## begin Data in this exercise

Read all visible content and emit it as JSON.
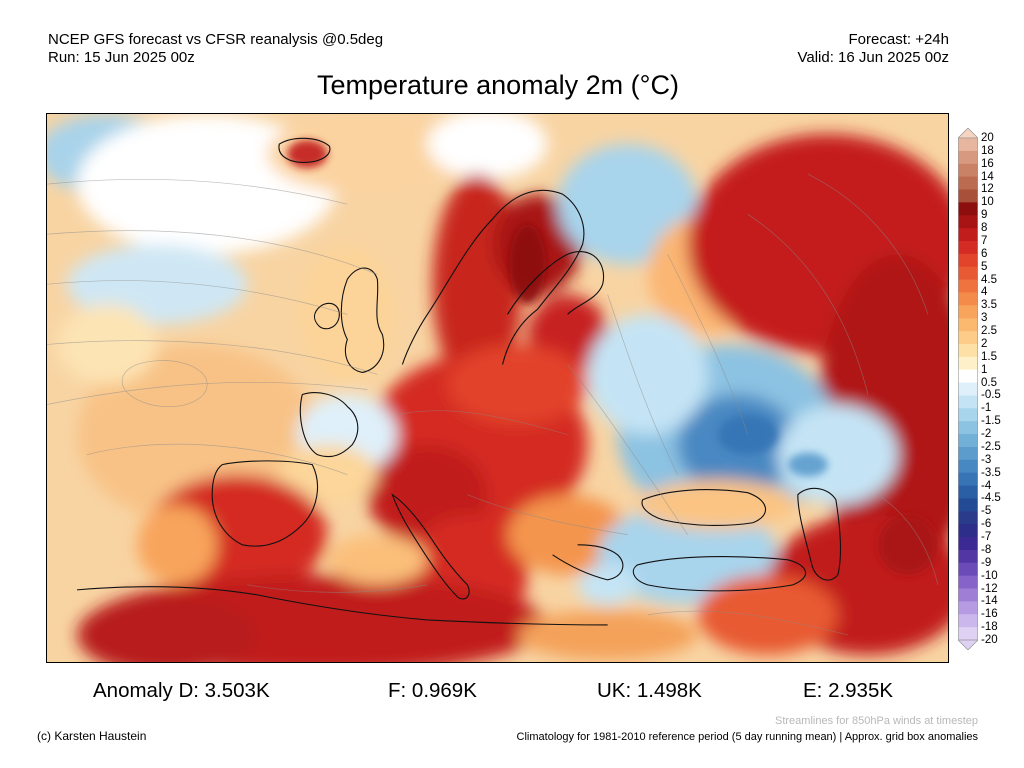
{
  "header": {
    "left_line1": "NCEP GFS forecast vs CFSR reanalysis @0.5deg",
    "left_line2": "Run: 15 Jun 2025 00z",
    "right_line1": "Forecast: +24h",
    "right_line2": "Valid: 16 Jun 2025 00z"
  },
  "title": "Temperature anomaly 2m (°C)",
  "colorbar": {
    "labels": [
      "20",
      "18",
      "16",
      "14",
      "12",
      "10",
      "9",
      "8",
      "7",
      "6",
      "5",
      "4.5",
      "4",
      "3.5",
      "3",
      "2.5",
      "2",
      "1.5",
      "1",
      "0.5",
      "-0.5",
      "-1",
      "-1.5",
      "-2",
      "-2.5",
      "-3",
      "-3.5",
      "-4",
      "-4.5",
      "-5",
      "-6",
      "-7",
      "-8",
      "-9",
      "-10",
      "-12",
      "-14",
      "-16",
      "-18",
      "-20"
    ],
    "colors": [
      "#f6d4c2",
      "#e8b59e",
      "#d79a80",
      "#c98266",
      "#ba6b50",
      "#a8503a",
      "#8c0e0e",
      "#a81414",
      "#c11d1d",
      "#d42c24",
      "#e2432b",
      "#e85a33",
      "#ef733e",
      "#f48b4a",
      "#f8a45c",
      "#fab96f",
      "#fccc88",
      "#fde0a6",
      "#fef0c8",
      "#ffffff",
      "#dff0fa",
      "#c4e4f5",
      "#a8d4ec",
      "#8cc2e2",
      "#73b0d8",
      "#5c9ccd",
      "#4888c2",
      "#3674b5",
      "#2a5fa6",
      "#234b95",
      "#2a3b8c",
      "#2d2d8a",
      "#3b2a93",
      "#5236a3",
      "#6b4bb7",
      "#8663c8",
      "#9f7ed6",
      "#b69ae2",
      "#ccb7ec",
      "#dfd1f4"
    ]
  },
  "stats": {
    "d": "Anomaly D: 3.503K",
    "f": "F: 0.969K",
    "uk": "UK: 1.498K",
    "e": "E: 2.935K"
  },
  "footer": {
    "streamlines_note": "Streamlines for 850hPa winds at timestep",
    "copyright": "(c) Karsten Haustein",
    "climatology_note": "Climatology for 1981-2010 reference period (5 day running mean) | Approx. grid box anomalies"
  }
}
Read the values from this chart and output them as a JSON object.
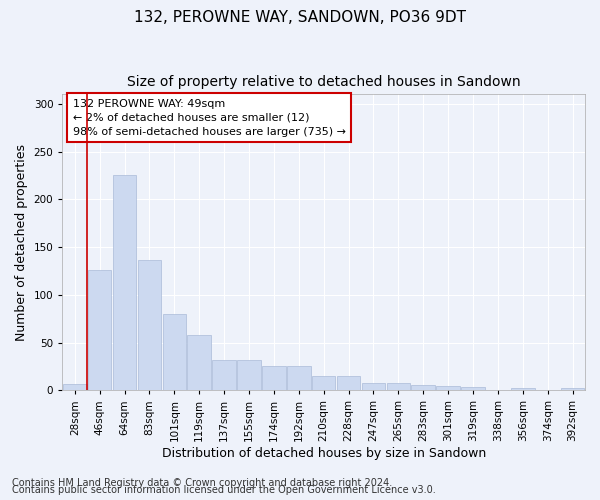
{
  "title": "132, PEROWNE WAY, SANDOWN, PO36 9DT",
  "subtitle": "Size of property relative to detached houses in Sandown",
  "xlabel": "Distribution of detached houses by size in Sandown",
  "ylabel": "Number of detached properties",
  "categories": [
    "28sqm",
    "46sqm",
    "64sqm",
    "83sqm",
    "101sqm",
    "119sqm",
    "137sqm",
    "155sqm",
    "174sqm",
    "192sqm",
    "210sqm",
    "228sqm",
    "247sqm",
    "265sqm",
    "283sqm",
    "301sqm",
    "319sqm",
    "338sqm",
    "356sqm",
    "374sqm",
    "392sqm"
  ],
  "values": [
    7,
    126,
    226,
    136,
    80,
    58,
    32,
    32,
    25,
    25,
    15,
    15,
    8,
    8,
    6,
    5,
    3,
    0,
    2,
    0,
    2
  ],
  "bar_color": "#ccd9f0",
  "bar_edge_color": "#aabbd8",
  "vline_x_index": 1,
  "vline_color": "#cc0000",
  "annotation_text": "132 PEROWNE WAY: 49sqm\n← 2% of detached houses are smaller (12)\n98% of semi-detached houses are larger (735) →",
  "annotation_box_color": "#ffffff",
  "annotation_box_edge": "#cc0000",
  "ylim": [
    0,
    310
  ],
  "yticks": [
    0,
    50,
    100,
    150,
    200,
    250,
    300
  ],
  "footer_line1": "Contains HM Land Registry data © Crown copyright and database right 2024.",
  "footer_line2": "Contains public sector information licensed under the Open Government Licence v3.0.",
  "bg_color": "#eef2fa",
  "plot_bg_color": "#eef2fa",
  "grid_color": "#ffffff",
  "title_fontsize": 11,
  "subtitle_fontsize": 10,
  "axis_label_fontsize": 9,
  "tick_fontsize": 7.5,
  "footer_fontsize": 7,
  "annotation_fontsize": 8
}
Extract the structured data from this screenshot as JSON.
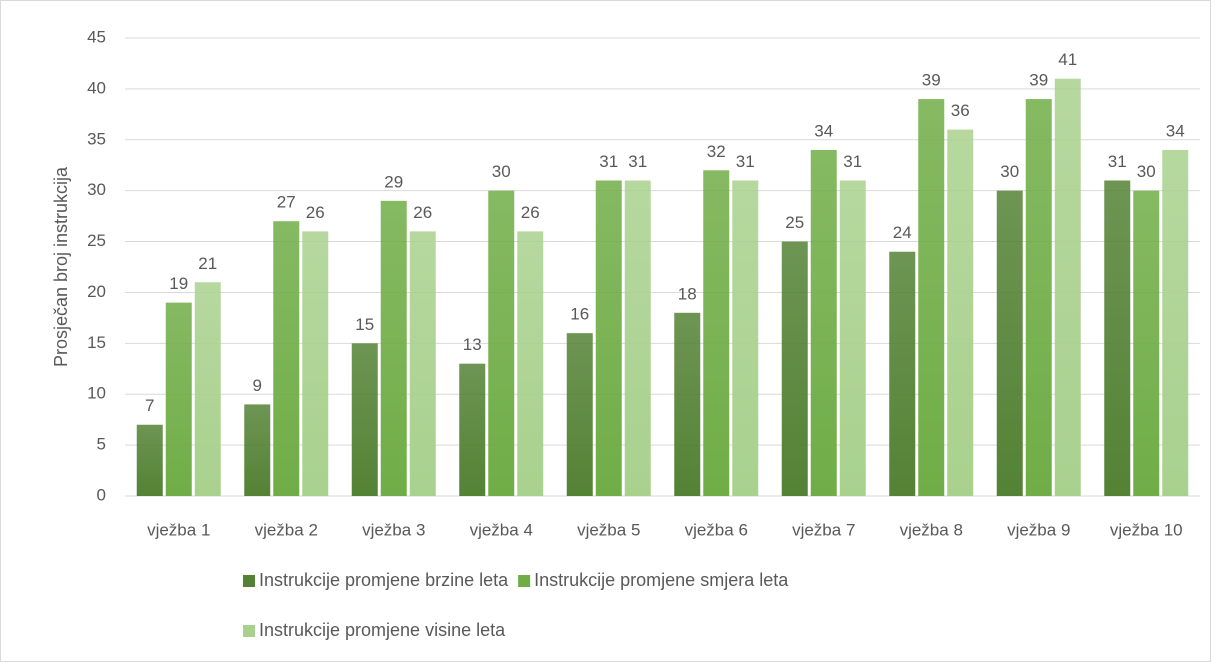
{
  "chart_data": {
    "type": "bar",
    "ylabel": "Prosječan broj instrukcija",
    "categories": [
      "vježba 1",
      "vježba 2",
      "vježba 3",
      "vježba 4",
      "vježba 5",
      "vježba 6",
      "vježba 7",
      "vježba 8",
      "vježba 9",
      "vježba 10"
    ],
    "series": [
      {
        "name": "Instrukcije promjene brzine leta",
        "color": "#548235",
        "values": [
          7,
          9,
          15,
          13,
          16,
          18,
          25,
          24,
          30,
          31
        ]
      },
      {
        "name": "Instrukcije promjene smjera leta",
        "color": "#70ad47",
        "values": [
          19,
          27,
          29,
          30,
          31,
          32,
          34,
          39,
          39,
          30
        ]
      },
      {
        "name": "Instrukcije promjene visine leta",
        "color": "#a9d18e",
        "values": [
          21,
          26,
          26,
          26,
          31,
          31,
          31,
          36,
          41,
          34
        ]
      }
    ],
    "ylim": [
      0,
      45
    ],
    "yticks": [
      0,
      5,
      10,
      15,
      20,
      25,
      30,
      35,
      40,
      45
    ],
    "grid": true,
    "legend": "bottom"
  }
}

## end Data in this exercise

* What is expected: Give only the number of lines in the material above that hold the word "Contains".

* Solution below: 2